** Start Data for this exercise **

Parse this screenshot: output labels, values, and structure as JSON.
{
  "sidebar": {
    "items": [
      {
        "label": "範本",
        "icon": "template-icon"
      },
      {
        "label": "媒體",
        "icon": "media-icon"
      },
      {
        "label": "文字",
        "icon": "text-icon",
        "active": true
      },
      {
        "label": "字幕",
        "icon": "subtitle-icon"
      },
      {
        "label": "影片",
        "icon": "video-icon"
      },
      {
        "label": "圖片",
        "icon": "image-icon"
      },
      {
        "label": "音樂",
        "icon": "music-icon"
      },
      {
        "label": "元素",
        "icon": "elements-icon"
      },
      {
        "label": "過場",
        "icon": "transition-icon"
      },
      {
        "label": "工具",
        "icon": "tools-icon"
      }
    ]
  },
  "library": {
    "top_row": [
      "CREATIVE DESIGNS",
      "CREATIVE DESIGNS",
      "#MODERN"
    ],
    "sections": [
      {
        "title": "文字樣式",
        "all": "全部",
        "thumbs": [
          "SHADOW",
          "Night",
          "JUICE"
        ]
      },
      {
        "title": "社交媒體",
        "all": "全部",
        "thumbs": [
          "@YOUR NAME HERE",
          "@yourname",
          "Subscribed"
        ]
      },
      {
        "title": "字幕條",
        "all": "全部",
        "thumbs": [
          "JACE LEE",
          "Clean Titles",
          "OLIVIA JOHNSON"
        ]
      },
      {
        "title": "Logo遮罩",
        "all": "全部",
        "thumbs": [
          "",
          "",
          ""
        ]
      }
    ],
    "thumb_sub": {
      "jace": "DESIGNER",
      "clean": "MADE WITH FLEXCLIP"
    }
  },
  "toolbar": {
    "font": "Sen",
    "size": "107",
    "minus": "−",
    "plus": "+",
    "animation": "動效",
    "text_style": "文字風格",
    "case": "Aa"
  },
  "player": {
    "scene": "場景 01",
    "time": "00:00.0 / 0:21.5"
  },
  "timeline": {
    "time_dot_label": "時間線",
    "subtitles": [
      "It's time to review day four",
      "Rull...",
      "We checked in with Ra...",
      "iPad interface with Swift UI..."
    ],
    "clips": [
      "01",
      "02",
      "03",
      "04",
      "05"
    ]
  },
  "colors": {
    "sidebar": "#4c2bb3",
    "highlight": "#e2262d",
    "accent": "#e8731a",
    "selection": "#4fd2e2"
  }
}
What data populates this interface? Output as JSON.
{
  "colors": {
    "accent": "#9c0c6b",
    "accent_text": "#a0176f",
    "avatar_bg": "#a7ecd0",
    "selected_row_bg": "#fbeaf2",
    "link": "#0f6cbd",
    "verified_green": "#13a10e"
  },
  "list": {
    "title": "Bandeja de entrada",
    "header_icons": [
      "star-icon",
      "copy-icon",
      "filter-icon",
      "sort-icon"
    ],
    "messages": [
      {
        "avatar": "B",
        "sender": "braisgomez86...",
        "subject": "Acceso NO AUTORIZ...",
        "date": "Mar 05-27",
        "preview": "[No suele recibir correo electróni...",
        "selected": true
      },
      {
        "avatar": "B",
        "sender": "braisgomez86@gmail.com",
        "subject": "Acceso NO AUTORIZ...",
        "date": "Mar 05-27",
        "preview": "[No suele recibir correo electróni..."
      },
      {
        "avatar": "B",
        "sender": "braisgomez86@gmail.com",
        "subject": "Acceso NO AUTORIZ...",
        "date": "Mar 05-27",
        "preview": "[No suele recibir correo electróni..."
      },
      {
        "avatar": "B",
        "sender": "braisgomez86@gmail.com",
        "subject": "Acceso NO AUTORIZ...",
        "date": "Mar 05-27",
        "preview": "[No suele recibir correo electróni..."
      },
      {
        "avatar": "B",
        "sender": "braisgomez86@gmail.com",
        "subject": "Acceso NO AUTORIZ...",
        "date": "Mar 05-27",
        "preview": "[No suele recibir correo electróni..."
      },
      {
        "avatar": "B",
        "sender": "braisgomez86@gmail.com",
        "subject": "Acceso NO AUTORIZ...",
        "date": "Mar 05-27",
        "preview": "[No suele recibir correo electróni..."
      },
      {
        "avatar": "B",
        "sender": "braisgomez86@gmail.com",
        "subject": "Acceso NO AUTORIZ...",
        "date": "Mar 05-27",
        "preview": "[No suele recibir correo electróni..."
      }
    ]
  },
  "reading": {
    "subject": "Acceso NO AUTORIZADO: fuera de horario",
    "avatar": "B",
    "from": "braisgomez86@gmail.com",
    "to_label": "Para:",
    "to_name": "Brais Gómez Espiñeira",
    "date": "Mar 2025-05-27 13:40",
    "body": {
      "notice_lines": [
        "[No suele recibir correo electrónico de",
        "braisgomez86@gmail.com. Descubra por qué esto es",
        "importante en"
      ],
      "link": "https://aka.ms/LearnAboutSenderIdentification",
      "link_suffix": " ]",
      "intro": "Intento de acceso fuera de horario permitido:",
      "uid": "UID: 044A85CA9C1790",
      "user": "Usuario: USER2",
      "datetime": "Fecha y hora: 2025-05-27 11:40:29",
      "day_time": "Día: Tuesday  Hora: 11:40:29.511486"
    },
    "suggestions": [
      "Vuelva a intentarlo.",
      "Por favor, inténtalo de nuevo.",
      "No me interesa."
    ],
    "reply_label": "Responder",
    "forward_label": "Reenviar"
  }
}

** End Data for this exercise **

#### [Exercise task]
Repeat the entries above exactly, leaving nothing out.

#### [Solution to this problem]
Parse this screenshot: output labels, values, and structure as JSON.
{
  "sidebar": {
    "items": [
      {
        "label": "範本",
        "icon": "template-icon"
      },
      {
        "label": "媒體",
        "icon": "media-icon"
      },
      {
        "label": "文字",
        "icon": "text-icon",
        "active": true
      },
      {
        "label": "字幕",
        "icon": "subtitle-icon"
      },
      {
        "label": "影片",
        "icon": "video-icon"
      },
      {
        "label": "圖片",
        "icon": "image-icon"
      },
      {
        "label": "音樂",
        "icon": "music-icon"
      },
      {
        "label": "元素",
        "icon": "elements-icon"
      },
      {
        "label": "過場",
        "icon": "transition-icon"
      },
      {
        "label": "工具",
        "icon": "tools-icon"
      }
    ]
  },
  "library": {
    "top_row": [
      "CREATIVE DESIGNS",
      "CREATIVE DESIGNS",
      "#MODERN"
    ],
    "sections": [
      {
        "title": "文字樣式",
        "all": "全部",
        "thumbs": [
          "SHADOW",
          "Night",
          "JUICE"
        ]
      },
      {
        "title": "社交媒體",
        "all": "全部",
        "thumbs": [
          "@YOUR NAME HERE",
          "@yourname",
          "Subscribed"
        ]
      },
      {
        "title": "字幕條",
        "all": "全部",
        "thumbs": [
          "JACE LEE",
          "Clean Titles",
          "OLIVIA JOHNSON"
        ]
      },
      {
        "title": "Logo遮罩",
        "all": "全部",
        "thumbs": [
          "",
          "",
          ""
        ]
      }
    ],
    "thumb_sub": {
      "jace": "DESIGNER",
      "clean": "MADE WITH FLEXCLIP"
    }
  },
  "toolbar": {
    "font": "Sen",
    "size": "107",
    "minus": "−",
    "plus": "+",
    "animation": "動效",
    "text_style": "文字風格",
    "case": "Aa"
  },
  "player": {
    "scene": "場景 01",
    "time": "00:00.0 / 0:21.5"
  },
  "timeline": {
    "time_dot_label": "時間線",
    "subtitles": [
      "It's time to review day four",
      "Rull...",
      "We checked in with Ra...",
      "iPad interface with Swift UI..."
    ],
    "clips": [
      "01",
      "02",
      "03",
      "04",
      "05"
    ]
  },
  "colors": {
    "sidebar": "#4c2bb3",
    "highlight": "#e2262d",
    "accent": "#e8731a",
    "selection": "#4fd2e2"
  }
}
What data populates this interface? Output as JSON.
{
  "colors": {
    "accent": "#9c0c6b",
    "accent_text": "#a0176f",
    "avatar_bg": "#a7ecd0",
    "selected_row_bg": "#fbeaf2",
    "link": "#0f6cbd",
    "verified_green": "#13a10e"
  },
  "list": {
    "title": "Bandeja de entrada",
    "header_icons": [
      "star-icon",
      "copy-icon",
      "filter-icon",
      "sort-icon"
    ],
    "messages": [
      {
        "avatar": "B",
        "sender": "braisgomez86...",
        "subject": "Acceso NO AUTORIZ...",
        "date": "Mar 05-27",
        "preview": "[No suele recibir correo electróni...",
        "selected": true
      },
      {
        "avatar": "B",
        "sender": "braisgomez86@gmail.com",
        "subject": "Acceso NO AUTORIZ...",
        "date": "Mar 05-27",
        "preview": "[No suele recibir correo electróni..."
      },
      {
        "avatar": "B",
        "sender": "braisgomez86@gmail.com",
        "subject": "Acceso NO AUTORIZ...",
        "date": "Mar 05-27",
        "preview": "[No suele recibir correo electróni..."
      },
      {
        "avatar": "B",
        "sender": "braisgomez86@gmail.com",
        "subject": "Acceso NO AUTORIZ...",
        "date": "Mar 05-27",
        "preview": "[No suele recibir correo electróni..."
      },
      {
        "avatar": "B",
        "sender": "braisgomez86@gmail.com",
        "subject": "Acceso NO AUTORIZ...",
        "date": "Mar 05-27",
        "preview": "[No suele recibir correo electróni..."
      },
      {
        "avatar": "B",
        "sender": "braisgomez86@gmail.com",
        "subject": "Acceso NO AUTORIZ...",
        "date": "Mar 05-27",
        "preview": "[No suele recibir correo electróni..."
      },
      {
        "avatar": "B",
        "sender": "braisgomez86@gmail.com",
        "subject": "Acceso NO AUTORIZ...",
        "date": "Mar 05-27",
        "preview": "[No suele recibir correo electróni..."
      }
    ]
  },
  "reading": {
    "subject": "Acceso NO AUTORIZADO: fuera de horario",
    "avatar": "B",
    "from": "braisgomez86@gmail.com",
    "to_label": "Para:",
    "to_name": "Brais Gómez Espiñeira",
    "date": "Mar 2025-05-27 13:40",
    "body": {
      "notice_lines": [
        "[No suele recibir correo electrónico de",
        "braisgomez86@gmail.com. Descubra por qué esto es",
        "importante en"
      ],
      "link": "https://aka.ms/LearnAboutSenderIdentification",
      "link_suffix": " ]",
      "intro": "Intento de acceso fuera de horario permitido:",
      "uid": "UID: 044A85CA9C1790",
      "user": "Usuario: USER2",
      "datetime": "Fecha y hora: 2025-05-27 11:40:29",
      "day_time": "Día: Tuesday  Hora: 11:40:29.511486"
    },
    "suggestions": [
      "Vuelva a intentarlo.",
      "Por favor, inténtalo de nuevo.",
      "No me interesa."
    ],
    "reply_label": "Responder",
    "forward_label": "Reenviar"
  }
}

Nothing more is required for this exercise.